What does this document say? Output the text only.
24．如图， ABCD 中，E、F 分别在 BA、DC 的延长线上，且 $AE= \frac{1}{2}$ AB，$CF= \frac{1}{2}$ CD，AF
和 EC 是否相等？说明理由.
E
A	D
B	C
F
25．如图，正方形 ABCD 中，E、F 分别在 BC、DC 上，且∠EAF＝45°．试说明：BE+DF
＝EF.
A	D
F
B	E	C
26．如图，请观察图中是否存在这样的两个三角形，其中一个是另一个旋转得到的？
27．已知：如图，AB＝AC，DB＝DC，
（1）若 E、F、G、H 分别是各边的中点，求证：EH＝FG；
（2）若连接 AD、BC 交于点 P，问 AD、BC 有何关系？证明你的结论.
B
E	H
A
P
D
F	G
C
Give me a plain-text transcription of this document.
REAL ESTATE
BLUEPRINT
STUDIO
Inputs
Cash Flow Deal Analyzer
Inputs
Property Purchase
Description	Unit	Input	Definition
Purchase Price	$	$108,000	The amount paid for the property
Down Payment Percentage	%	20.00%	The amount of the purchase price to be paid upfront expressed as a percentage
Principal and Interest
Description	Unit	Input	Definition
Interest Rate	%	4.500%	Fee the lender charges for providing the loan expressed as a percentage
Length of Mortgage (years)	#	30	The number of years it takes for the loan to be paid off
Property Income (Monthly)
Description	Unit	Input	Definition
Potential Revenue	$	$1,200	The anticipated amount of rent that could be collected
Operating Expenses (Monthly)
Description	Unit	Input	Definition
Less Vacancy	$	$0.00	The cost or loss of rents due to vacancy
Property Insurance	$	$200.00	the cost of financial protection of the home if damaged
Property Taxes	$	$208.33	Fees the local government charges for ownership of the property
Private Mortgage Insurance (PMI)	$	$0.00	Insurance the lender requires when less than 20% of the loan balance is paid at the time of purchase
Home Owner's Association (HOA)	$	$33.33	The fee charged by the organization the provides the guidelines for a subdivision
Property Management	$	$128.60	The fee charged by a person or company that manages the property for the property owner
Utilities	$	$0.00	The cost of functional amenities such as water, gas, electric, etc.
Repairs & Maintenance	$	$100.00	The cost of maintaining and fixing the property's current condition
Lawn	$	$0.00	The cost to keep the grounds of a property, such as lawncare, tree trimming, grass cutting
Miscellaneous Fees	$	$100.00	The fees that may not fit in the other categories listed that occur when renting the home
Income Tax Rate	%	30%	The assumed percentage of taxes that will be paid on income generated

YOUR GOAL
Identify the lines that contain the string "ABCD", and copy every one of them.

TASK RESPONSE
24．如图， ABCD 中，E、F 分别在 BA、DC 的延长线上，且 $AE= \frac{1}{2}$ AB，$CF= \frac{1}{2}$ CD，AF
25．如图，正方形 ABCD 中，E、F 分别在 BC、DC 上，且∠EAF＝45°．试说明：BE+DF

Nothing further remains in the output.